Entries shown -
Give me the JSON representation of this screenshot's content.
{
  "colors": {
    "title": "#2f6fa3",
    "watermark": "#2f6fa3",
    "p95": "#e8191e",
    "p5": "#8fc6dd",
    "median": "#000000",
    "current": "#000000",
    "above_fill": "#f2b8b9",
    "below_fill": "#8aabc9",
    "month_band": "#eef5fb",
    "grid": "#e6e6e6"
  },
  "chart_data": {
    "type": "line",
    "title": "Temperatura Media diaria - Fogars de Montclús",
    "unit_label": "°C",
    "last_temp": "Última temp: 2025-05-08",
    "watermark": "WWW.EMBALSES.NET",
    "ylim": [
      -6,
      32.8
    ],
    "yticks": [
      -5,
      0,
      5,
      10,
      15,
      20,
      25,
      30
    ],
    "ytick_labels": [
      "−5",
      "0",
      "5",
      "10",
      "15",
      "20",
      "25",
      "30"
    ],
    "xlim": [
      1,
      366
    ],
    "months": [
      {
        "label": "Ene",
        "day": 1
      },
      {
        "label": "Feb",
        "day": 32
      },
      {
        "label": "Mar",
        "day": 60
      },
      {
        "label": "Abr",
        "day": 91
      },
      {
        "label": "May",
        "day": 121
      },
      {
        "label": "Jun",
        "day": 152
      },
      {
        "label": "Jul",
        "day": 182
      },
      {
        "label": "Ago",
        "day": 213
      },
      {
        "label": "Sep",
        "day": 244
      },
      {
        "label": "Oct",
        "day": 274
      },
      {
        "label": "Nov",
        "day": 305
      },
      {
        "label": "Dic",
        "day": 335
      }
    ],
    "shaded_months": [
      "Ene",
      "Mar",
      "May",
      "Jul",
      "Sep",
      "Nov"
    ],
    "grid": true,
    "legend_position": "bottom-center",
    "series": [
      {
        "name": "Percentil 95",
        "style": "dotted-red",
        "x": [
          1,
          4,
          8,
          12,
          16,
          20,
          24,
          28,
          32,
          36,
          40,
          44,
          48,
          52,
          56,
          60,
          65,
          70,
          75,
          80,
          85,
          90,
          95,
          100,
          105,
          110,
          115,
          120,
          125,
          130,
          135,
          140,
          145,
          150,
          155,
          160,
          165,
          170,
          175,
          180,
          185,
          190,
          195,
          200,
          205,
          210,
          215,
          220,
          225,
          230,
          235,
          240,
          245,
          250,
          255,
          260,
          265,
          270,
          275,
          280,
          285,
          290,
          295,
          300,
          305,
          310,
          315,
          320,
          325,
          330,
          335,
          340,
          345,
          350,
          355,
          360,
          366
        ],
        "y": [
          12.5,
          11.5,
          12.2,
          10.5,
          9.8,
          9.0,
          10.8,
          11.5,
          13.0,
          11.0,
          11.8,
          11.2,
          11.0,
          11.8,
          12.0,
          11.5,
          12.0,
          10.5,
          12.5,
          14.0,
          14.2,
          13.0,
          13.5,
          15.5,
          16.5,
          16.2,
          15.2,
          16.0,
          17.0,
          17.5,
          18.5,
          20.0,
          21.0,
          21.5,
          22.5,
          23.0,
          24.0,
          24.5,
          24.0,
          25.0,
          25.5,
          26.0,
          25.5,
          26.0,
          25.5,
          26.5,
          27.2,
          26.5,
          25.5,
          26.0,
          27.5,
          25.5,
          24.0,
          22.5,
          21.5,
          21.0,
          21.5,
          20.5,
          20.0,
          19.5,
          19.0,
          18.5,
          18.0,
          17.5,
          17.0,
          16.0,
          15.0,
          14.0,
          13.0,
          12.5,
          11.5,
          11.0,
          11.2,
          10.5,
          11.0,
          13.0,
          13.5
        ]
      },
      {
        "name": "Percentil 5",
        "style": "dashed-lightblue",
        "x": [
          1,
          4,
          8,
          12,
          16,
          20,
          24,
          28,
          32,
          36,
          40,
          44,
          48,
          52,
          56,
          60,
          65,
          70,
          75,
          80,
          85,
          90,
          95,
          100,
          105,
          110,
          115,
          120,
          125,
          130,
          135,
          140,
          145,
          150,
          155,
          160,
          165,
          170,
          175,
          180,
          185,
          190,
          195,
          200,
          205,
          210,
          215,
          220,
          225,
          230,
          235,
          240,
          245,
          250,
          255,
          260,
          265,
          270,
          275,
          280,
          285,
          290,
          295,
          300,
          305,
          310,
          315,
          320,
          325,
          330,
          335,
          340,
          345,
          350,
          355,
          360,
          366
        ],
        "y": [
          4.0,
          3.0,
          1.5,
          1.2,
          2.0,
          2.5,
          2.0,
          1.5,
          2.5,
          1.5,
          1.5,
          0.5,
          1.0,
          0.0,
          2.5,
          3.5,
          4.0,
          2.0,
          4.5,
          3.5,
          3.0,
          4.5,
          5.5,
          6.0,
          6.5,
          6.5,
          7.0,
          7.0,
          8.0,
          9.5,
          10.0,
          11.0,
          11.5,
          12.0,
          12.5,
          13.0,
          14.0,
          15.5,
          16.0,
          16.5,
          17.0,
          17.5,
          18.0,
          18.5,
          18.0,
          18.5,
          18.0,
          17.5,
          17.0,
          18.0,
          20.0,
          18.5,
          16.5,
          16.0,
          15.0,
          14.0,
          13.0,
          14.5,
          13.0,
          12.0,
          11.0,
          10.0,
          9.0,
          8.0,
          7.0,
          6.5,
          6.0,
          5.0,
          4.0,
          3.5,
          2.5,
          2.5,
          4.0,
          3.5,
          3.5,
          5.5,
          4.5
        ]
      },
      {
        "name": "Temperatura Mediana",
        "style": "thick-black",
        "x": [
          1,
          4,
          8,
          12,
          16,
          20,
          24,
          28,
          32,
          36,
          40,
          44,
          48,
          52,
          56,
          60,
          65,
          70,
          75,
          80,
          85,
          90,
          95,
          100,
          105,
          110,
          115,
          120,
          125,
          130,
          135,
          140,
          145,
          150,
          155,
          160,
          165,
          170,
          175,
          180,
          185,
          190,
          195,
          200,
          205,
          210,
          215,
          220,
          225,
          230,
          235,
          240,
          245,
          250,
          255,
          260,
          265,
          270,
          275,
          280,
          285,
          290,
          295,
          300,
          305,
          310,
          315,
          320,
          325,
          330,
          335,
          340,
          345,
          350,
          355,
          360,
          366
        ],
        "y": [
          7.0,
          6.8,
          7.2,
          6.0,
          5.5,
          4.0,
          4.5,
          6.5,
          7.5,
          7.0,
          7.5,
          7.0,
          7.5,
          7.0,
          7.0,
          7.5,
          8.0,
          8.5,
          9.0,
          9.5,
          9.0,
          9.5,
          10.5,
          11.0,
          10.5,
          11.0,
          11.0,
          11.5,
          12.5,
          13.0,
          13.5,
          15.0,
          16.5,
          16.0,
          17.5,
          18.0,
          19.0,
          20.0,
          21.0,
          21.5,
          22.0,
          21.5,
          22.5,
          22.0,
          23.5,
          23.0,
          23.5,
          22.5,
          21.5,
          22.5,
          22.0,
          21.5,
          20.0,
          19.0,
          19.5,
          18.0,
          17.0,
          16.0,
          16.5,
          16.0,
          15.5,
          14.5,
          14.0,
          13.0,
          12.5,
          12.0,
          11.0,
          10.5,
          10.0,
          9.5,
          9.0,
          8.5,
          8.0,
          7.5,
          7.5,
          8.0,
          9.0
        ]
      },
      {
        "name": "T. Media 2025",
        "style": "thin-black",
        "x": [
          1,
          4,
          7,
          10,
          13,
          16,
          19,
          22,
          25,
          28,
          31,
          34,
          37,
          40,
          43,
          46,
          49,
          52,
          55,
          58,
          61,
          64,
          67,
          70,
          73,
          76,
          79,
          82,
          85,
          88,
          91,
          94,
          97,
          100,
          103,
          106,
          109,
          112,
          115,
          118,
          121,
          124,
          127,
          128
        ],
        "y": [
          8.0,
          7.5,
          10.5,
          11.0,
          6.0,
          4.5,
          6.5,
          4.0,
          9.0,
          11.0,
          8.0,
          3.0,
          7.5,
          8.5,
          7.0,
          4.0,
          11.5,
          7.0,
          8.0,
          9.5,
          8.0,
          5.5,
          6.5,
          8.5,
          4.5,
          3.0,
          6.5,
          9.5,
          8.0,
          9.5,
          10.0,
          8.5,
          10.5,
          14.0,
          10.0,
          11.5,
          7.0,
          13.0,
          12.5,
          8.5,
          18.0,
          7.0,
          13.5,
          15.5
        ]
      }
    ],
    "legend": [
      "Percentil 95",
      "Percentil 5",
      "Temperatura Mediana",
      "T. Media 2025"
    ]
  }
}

--

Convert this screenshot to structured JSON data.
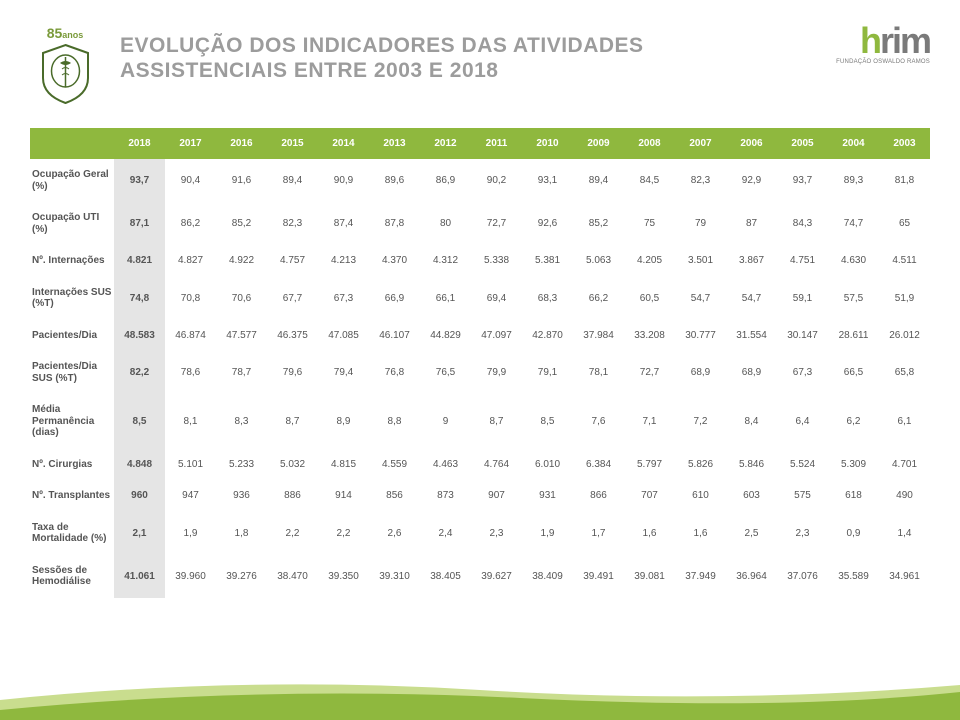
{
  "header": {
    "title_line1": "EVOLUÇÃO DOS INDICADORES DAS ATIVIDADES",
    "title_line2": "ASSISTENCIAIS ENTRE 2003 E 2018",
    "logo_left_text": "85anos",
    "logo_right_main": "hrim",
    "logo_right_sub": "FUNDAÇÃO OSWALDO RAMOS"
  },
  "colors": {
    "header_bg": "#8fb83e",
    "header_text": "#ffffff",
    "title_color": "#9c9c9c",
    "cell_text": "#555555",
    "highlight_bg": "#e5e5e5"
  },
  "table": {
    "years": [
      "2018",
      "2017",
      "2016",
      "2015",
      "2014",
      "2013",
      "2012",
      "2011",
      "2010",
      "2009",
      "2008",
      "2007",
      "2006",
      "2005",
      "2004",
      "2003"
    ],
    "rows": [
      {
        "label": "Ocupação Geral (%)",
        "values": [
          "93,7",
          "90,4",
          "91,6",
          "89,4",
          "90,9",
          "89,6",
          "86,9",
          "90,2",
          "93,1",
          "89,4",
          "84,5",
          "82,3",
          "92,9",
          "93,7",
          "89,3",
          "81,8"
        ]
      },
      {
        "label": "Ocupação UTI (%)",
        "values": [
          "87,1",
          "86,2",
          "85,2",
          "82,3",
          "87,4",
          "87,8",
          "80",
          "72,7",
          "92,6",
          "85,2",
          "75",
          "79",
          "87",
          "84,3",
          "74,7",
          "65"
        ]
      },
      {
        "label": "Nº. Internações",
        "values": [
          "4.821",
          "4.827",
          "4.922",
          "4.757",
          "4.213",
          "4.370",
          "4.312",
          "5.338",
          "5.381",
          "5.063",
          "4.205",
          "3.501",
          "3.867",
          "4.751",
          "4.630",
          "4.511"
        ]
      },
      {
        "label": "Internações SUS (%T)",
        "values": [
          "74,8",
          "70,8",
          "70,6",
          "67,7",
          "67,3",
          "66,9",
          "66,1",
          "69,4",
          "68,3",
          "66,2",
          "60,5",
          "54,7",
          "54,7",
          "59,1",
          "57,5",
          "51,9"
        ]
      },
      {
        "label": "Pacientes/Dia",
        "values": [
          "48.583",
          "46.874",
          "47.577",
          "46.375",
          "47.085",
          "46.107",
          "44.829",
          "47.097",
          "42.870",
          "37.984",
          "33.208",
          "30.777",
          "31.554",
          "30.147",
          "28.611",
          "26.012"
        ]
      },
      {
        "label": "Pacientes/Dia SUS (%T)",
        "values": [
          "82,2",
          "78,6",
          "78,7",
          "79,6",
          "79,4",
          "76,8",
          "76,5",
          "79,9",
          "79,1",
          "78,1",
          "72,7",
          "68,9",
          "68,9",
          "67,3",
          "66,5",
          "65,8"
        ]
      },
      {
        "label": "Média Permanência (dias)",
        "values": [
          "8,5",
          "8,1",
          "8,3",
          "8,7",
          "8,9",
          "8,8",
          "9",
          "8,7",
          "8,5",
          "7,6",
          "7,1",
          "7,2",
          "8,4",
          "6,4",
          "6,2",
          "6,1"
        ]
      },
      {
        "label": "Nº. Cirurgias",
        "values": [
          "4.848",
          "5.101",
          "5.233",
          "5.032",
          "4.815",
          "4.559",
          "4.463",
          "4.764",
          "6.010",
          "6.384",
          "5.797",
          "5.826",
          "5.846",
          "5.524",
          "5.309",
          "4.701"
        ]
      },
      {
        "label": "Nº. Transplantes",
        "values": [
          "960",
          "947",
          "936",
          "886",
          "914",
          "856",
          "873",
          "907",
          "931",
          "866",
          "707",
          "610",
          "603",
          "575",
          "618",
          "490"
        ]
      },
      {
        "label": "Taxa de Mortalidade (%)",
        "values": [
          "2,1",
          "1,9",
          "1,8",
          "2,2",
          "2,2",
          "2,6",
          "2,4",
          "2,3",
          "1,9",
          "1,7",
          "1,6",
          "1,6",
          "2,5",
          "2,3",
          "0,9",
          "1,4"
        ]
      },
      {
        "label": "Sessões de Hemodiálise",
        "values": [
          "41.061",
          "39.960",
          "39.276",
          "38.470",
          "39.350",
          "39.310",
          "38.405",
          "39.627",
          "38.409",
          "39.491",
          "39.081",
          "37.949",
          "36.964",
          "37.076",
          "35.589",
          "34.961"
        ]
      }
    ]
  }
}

==

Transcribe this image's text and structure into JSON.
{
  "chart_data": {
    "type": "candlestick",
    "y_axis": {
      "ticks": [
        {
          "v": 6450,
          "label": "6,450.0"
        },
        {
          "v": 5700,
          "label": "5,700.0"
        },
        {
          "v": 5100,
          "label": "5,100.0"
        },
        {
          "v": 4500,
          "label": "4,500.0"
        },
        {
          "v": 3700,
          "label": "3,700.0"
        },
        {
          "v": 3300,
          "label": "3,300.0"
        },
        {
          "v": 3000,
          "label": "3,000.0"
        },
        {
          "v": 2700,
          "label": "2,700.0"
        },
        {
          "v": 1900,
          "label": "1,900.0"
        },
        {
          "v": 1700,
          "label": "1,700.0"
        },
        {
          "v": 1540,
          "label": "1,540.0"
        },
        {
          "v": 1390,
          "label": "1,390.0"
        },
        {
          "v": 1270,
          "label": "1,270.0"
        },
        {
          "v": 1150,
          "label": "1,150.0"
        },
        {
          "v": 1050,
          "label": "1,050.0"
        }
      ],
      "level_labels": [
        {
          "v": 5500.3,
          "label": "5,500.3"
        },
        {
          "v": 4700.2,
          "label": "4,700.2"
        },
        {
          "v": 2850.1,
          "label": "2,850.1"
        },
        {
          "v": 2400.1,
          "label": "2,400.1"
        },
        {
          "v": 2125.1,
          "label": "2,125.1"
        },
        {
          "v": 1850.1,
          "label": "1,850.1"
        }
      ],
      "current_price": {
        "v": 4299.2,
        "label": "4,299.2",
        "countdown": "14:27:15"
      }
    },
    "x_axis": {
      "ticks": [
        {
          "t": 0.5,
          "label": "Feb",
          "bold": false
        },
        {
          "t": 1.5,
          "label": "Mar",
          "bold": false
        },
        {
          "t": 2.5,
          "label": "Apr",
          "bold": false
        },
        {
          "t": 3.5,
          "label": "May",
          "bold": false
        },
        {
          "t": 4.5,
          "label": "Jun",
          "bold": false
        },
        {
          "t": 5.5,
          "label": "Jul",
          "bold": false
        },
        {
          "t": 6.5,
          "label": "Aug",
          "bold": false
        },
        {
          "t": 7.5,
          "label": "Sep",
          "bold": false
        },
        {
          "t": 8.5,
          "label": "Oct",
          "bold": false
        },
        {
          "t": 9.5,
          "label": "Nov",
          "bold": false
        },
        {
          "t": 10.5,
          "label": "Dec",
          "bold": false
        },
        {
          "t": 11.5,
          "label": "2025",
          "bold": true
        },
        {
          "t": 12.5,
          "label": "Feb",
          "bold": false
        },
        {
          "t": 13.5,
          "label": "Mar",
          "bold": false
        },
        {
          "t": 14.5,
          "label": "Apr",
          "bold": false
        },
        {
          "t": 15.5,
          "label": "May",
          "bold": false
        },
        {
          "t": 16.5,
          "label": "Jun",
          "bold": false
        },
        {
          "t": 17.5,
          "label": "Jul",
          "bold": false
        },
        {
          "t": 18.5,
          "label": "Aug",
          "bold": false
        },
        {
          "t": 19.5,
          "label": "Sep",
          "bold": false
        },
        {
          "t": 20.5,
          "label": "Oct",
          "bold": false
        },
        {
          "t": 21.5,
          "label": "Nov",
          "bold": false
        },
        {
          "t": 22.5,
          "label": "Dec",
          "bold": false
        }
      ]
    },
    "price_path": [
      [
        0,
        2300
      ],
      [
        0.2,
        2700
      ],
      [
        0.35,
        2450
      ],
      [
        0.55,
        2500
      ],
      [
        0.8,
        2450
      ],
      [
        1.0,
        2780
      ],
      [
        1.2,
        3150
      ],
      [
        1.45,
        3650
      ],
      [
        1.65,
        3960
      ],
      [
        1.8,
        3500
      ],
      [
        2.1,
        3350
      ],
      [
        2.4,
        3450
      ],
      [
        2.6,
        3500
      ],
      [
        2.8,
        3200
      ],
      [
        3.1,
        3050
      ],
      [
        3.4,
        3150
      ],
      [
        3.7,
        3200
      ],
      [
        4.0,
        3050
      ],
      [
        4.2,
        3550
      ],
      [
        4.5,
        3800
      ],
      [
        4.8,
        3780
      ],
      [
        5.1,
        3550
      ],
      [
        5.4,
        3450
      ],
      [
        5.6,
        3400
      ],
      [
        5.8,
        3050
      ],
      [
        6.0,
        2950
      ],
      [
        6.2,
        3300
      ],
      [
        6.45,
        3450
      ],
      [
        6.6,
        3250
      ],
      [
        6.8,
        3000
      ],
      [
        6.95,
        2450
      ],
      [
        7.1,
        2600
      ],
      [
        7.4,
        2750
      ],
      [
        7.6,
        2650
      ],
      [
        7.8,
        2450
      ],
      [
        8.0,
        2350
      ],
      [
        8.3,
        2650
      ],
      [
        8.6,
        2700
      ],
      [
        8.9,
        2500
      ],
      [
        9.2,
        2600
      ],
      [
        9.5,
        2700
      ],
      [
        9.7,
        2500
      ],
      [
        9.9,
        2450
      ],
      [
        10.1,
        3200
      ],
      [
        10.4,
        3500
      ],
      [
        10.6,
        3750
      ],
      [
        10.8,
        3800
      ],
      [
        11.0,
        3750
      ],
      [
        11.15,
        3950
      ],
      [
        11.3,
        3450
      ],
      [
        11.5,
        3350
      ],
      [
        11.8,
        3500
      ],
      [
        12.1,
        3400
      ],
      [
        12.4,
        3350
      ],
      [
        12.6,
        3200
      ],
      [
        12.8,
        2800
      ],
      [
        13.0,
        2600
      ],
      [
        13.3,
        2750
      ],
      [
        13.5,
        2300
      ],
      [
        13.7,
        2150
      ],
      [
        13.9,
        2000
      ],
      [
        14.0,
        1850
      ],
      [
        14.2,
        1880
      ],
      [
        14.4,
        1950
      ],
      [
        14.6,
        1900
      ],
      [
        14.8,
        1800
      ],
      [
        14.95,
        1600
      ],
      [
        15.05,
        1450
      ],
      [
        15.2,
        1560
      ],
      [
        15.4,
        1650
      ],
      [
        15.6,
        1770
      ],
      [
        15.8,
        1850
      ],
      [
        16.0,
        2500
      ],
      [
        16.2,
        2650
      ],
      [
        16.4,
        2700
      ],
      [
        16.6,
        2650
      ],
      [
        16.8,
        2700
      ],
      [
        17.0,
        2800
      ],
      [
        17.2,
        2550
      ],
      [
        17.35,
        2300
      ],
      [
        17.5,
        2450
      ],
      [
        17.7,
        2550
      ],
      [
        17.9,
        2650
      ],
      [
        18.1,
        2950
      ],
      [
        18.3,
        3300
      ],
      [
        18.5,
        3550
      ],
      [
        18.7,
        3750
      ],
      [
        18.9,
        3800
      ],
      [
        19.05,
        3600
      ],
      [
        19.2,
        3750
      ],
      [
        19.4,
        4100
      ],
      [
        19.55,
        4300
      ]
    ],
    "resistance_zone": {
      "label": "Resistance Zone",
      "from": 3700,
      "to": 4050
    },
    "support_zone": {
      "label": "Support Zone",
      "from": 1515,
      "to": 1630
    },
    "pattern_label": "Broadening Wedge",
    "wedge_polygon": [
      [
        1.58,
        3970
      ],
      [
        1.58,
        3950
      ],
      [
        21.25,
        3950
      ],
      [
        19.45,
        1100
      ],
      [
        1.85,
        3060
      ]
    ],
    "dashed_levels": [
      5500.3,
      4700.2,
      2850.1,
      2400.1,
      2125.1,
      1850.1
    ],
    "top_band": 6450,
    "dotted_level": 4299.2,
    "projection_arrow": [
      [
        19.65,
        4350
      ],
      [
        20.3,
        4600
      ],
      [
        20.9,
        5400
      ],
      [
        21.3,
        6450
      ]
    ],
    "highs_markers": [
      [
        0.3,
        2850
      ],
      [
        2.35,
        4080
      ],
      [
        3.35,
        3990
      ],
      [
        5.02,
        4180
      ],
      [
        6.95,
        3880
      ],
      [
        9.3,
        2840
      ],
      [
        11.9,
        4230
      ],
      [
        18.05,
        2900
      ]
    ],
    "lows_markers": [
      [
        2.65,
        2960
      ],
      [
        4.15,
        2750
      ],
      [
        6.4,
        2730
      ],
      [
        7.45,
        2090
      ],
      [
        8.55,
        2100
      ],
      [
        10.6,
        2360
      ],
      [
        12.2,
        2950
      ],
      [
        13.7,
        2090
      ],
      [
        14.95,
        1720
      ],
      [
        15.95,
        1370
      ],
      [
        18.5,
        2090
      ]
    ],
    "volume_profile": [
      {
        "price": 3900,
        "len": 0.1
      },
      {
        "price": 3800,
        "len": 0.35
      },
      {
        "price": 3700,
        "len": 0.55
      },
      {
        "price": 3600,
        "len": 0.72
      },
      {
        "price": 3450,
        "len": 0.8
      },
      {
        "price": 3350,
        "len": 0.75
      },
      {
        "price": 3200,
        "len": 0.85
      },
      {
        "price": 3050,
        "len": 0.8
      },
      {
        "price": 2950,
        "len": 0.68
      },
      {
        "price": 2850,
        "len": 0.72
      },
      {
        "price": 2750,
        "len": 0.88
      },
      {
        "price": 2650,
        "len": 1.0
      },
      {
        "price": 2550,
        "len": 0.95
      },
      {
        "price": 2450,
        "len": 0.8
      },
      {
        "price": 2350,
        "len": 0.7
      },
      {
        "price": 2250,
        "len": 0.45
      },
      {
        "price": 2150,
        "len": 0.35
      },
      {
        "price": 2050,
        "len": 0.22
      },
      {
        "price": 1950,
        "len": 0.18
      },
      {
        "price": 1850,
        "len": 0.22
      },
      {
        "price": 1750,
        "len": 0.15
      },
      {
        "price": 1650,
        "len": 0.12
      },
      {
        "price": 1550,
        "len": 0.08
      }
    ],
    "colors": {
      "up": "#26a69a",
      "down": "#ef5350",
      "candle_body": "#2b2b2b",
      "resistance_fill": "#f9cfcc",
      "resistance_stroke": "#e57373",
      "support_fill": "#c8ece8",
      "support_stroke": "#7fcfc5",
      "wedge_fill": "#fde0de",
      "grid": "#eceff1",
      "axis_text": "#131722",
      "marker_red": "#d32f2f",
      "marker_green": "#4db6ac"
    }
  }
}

Problem requirements -
Identify how many lines in the entries above contain the word "Temperatura" and provide only that figure.

Reply to the task -
3